Exercise goal: Extract the complete listing and repeat it word for word.

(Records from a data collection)
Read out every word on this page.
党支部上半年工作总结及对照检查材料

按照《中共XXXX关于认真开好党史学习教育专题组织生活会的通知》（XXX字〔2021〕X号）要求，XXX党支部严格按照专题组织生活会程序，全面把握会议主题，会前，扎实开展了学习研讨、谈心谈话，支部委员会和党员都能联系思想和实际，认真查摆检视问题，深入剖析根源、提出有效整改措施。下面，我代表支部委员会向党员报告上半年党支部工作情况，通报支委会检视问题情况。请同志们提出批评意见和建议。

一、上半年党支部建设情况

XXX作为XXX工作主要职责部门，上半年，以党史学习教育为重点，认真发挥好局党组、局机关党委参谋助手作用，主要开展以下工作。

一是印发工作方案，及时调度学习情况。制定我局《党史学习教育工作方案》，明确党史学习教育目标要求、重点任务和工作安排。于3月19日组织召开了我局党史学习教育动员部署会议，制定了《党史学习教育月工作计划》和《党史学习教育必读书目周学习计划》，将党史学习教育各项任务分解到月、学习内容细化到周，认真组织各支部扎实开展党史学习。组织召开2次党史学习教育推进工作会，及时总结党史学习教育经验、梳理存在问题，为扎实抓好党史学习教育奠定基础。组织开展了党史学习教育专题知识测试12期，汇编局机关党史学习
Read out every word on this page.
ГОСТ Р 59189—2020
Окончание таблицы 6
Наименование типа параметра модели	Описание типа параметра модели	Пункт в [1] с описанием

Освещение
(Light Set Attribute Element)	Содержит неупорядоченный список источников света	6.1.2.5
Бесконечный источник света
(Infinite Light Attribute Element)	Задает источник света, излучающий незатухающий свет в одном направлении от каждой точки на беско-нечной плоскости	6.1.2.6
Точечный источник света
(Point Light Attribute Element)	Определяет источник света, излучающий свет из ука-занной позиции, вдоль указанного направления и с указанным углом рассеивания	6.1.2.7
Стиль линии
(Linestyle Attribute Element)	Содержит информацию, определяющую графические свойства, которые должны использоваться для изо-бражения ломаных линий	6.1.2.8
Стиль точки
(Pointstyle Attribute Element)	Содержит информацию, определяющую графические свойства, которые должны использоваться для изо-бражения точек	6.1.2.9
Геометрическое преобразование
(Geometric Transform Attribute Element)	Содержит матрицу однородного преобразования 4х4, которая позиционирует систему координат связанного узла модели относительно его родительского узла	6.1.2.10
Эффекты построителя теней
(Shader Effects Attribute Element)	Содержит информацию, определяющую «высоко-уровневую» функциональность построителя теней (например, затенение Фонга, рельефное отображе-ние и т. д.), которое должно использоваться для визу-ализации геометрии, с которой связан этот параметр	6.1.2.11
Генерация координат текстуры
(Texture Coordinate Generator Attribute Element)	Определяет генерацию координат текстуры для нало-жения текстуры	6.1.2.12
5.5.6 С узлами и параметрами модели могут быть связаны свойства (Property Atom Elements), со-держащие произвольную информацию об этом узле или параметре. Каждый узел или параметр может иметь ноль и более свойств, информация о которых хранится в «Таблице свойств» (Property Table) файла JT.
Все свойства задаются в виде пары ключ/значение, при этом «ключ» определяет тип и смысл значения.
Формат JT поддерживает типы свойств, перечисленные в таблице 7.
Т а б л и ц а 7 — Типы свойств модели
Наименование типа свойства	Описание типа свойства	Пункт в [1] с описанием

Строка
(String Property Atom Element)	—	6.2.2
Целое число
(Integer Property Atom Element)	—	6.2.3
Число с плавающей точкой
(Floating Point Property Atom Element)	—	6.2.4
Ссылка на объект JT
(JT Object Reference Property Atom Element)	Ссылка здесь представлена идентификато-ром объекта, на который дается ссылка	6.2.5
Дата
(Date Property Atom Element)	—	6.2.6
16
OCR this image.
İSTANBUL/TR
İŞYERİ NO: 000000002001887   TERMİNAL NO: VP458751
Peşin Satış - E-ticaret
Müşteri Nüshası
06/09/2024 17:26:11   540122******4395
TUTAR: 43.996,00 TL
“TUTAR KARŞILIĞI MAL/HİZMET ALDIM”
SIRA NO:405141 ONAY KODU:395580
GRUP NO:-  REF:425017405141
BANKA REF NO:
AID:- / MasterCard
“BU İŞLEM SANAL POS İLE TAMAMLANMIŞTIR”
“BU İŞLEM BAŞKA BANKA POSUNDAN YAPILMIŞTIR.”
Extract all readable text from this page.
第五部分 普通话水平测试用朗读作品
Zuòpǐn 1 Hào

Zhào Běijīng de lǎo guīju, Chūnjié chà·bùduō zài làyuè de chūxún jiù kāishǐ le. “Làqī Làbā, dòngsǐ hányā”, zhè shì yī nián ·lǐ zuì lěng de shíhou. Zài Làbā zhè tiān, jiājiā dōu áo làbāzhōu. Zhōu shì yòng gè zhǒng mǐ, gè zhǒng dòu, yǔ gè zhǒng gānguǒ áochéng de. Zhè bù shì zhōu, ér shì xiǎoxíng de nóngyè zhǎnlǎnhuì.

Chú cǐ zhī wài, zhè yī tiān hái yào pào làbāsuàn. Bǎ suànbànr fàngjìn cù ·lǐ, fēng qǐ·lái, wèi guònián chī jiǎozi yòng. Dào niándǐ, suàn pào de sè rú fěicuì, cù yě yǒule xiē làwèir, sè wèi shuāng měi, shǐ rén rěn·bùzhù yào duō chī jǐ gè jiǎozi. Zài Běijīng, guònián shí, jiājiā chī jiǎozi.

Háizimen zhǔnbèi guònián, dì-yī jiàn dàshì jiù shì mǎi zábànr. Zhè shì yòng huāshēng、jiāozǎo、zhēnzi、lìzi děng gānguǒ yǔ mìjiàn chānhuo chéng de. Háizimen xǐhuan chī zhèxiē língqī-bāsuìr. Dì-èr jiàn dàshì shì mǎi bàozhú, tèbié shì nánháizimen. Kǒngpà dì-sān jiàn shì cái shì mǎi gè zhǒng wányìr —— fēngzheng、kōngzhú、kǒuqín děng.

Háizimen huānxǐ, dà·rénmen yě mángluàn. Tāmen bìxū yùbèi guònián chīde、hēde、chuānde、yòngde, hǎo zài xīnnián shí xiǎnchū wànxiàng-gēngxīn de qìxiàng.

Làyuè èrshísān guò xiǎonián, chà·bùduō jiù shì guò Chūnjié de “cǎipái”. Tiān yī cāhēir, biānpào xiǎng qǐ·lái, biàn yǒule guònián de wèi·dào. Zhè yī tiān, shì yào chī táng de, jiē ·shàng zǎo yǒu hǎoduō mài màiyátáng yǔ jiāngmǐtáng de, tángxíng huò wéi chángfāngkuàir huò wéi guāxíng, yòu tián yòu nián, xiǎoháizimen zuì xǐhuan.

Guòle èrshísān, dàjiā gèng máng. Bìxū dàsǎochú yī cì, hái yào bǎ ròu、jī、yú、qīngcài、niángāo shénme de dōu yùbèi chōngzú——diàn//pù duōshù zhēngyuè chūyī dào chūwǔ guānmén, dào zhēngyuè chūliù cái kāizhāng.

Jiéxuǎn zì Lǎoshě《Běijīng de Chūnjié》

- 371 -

Correct output:
Read out every word on this page.
党支部上半年工作总结及对照检查材料

按照《中共XXXX关于认真开好党史学习教育专题组织生活会的通知》（XXX字〔2021〕X号）要求，XXX党支部严格按照专题组织生活会程序，全面把握会议主题，会前，扎实开展了学习研讨、谈心谈话，支部委员会和党员都能联系思想和实际，认真查摆检视问题，深入剖析根源、提出有效整改措施。下面，我代表支部委员会向党员报告上半年党支部工作情况，通报支委会检视问题情况。请同志们提出批评意见和建议。

一、上半年党支部建设情况

XXX作为XXX工作主要职责部门，上半年，以党史学习教育为重点，认真发挥好局党组、局机关党委参谋助手作用，主要开展以下工作。

一是印发工作方案，及时调度学习情况。制定我局《党史学习教育工作方案》，明确党史学习教育目标要求、重点任务和工作安排。于3月19日组织召开了我局党史学习教育动员部署会议，制定了《党史学习教育月工作计划》和《党史学习教育必读书目周学习计划》，将党史学习教育各项任务分解到月、学习内容细化到周，认真组织各支部扎实开展党史学习。组织召开2次党史学习教育推进工作会，及时总结党史学习教育经验、梳理存在问题，为扎实抓好党史学习教育奠定基础。组织开展了党史学习教育专题知识测试12期，汇编局机关党史学习
Read out every word on this page.
ГОСТ Р 59189—2020
Окончание таблицы 6
Наименование типа параметра модели	Описание типа параметра модели	Пункт в [1] с описанием

Освещение
(Light Set Attribute Element)	Содержит неупорядоченный список источников света	6.1.2.5
Бесконечный источник света
(Infinite Light Attribute Element)	Задает источник света, излучающий незатухающий свет в одном направлении от каждой точки на беско-нечной плоскости	6.1.2.6
Точечный источник света
(Point Light Attribute Element)	Определяет источник света, излучающий свет из ука-занной позиции, вдоль указанного направления и с указанным углом рассеивания	6.1.2.7
Стиль линии
(Linestyle Attribute Element)	Содержит информацию, определяющую графические свойства, которые должны использоваться для изо-бражения ломаных линий	6.1.2.8
Стиль точки
(Pointstyle Attribute Element)	Содержит информацию, определяющую графические свойства, которые должны использоваться для изо-бражения точек	6.1.2.9
Геометрическое преобразование
(Geometric Transform Attribute Element)	Содержит матрицу однородного преобразования 4х4, которая позиционирует систему координат связанного узла модели относительно его родительского узла	6.1.2.10
Эффекты построителя теней
(Shader Effects Attribute Element)	Содержит информацию, определяющую «высоко-уровневую» функциональность построителя теней (например, затенение Фонга, рельефное отображе-ние и т. д.), которое должно использоваться для визу-ализации геометрии, с которой связан этот параметр	6.1.2.11
Генерация координат текстуры
(Texture Coordinate Generator Attribute Element)	Определяет генерацию координат текстуры для нало-жения текстуры	6.1.2.12
5.5.6 С узлами и параметрами модели могут быть связаны свойства (Property Atom Elements), со-держащие произвольную информацию об этом узле или параметре. Каждый узел или параметр может иметь ноль и более свойств, информация о которых хранится в «Таблице свойств» (Property Table) файла JT.
Все свойства задаются в виде пары ключ/значение, при этом «ключ» определяет тип и смысл значения.
Формат JT поддерживает типы свойств, перечисленные в таблице 7.
Т а б л и ц а 7 — Типы свойств модели
Наименование типа свойства	Описание типа свойства	Пункт в [1] с описанием

Строка
(String Property Atom Element)	—	6.2.2
Целое число
(Integer Property Atom Element)	—	6.2.3
Число с плавающей точкой
(Floating Point Property Atom Element)	—	6.2.4
Ссылка на объект JT
(JT Object Reference Property Atom Element)	Ссылка здесь представлена идентификато-ром объекта, на который дается ссылка	6.2.5
Дата
(Date Property Atom Element)	—	6.2.6
16
OCR this image.
İSTANBUL/TR
İŞYERİ NO: 000000002001887   TERMİNAL NO: VP458751
Peşin Satış - E-ticaret
Müşteri Nüshası
06/09/2024 17:26:11   540122******4395
TUTAR: 43.996,00 TL
“TUTAR KARŞILIĞI MAL/HİZMET ALDIM”
SIRA NO:405141 ONAY KODU:395580
GRUP NO:-  REF:425017405141
BANKA REF NO:
AID:- / MasterCard
“BU İŞLEM SANAL POS İLE TAMAMLANMIŞTIR”
“BU İŞLEM BAŞKA BANKA POSUNDAN YAPILMIŞTIR.”
Extract all readable text from this page.
第五部分 普通话水平测试用朗读作品
Zuòpǐn 1 Hào

Zhào Běijīng de lǎo guīju, Chūnjié chà·bùduō zài làyuè de chūxún jiù kāishǐ le. “Làqī Làbā, dòngsǐ hányā”, zhè shì yī nián ·lǐ zuì lěng de shíhou. Zài Làbā zhè tiān, jiājiā dōu áo làbāzhōu. Zhōu shì yòng gè zhǒng mǐ, gè zhǒng dòu, yǔ gè zhǒng gānguǒ áochéng de. Zhè bù shì zhōu, ér shì xiǎoxíng de nóngyè zhǎnlǎnhuì.

Chú cǐ zhī wài, zhè yī tiān hái yào pào làbāsuàn. Bǎ suànbànr fàngjìn cù ·lǐ, fēng qǐ·lái, wèi guònián chī jiǎozi yòng. Dào niándǐ, suàn pào de sè rú fěicuì, cù yě yǒule xiē làwèir, sè wèi shuāng měi, shǐ rén rěn·bùzhù yào duō chī jǐ gè jiǎozi. Zài Běijīng, guònián shí, jiājiā chī jiǎozi.

Háizimen zhǔnbèi guònián, dì-yī jiàn dàshì jiù shì mǎi zábànr. Zhè shì yòng huāshēng、jiāozǎo、zhēnzi、lìzi děng gānguǒ yǔ mìjiàn chānhuo chéng de. Háizimen xǐhuan chī zhèxiē língqī-bāsuìr. Dì-èr jiàn dàshì shì mǎi bàozhú, tèbié shì nánháizimen. Kǒngpà dì-sān jiàn shì cái shì mǎi gè zhǒng wányìr —— fēngzheng、kōngzhú、kǒuqín děng.

Háizimen huānxǐ, dà·rénmen yě mángluàn. Tāmen bìxū yùbèi guònián chīde、hēde、chuānde、yòngde, hǎo zài xīnnián shí xiǎnchū wànxiàng-gēngxīn de qìxiàng.

Làyuè èrshísān guò xiǎonián, chà·bùduō jiù shì guò Chūnjié de “cǎipái”. Tiān yī cāhēir, biānpào xiǎng qǐ·lái, biàn yǒule guònián de wèi·dào. Zhè yī tiān, shì yào chī táng de, jiē ·shàng zǎo yǒu hǎoduō mài màiyátáng yǔ jiāngmǐtáng de, tángxíng huò wéi chángfāngkuàir huò wéi guāxíng, yòu tián yòu nián, xiǎoháizimen zuì xǐhuan.

Guòle èrshísān, dàjiā gèng máng. Bìxū dàsǎochú yī cì, hái yào bǎ ròu、jī、yú、qīngcài、niángāo shénme de dōu yùbèi chōngzú——diàn//pù duōshù zhēngyuè chūyī dào chūwǔ guānmén, dào zhēngyuè chūliù cái kāizhāng.

Jiéxuǎn zì Lǎoshě《Běijīng de Chūnjié》

- 371 -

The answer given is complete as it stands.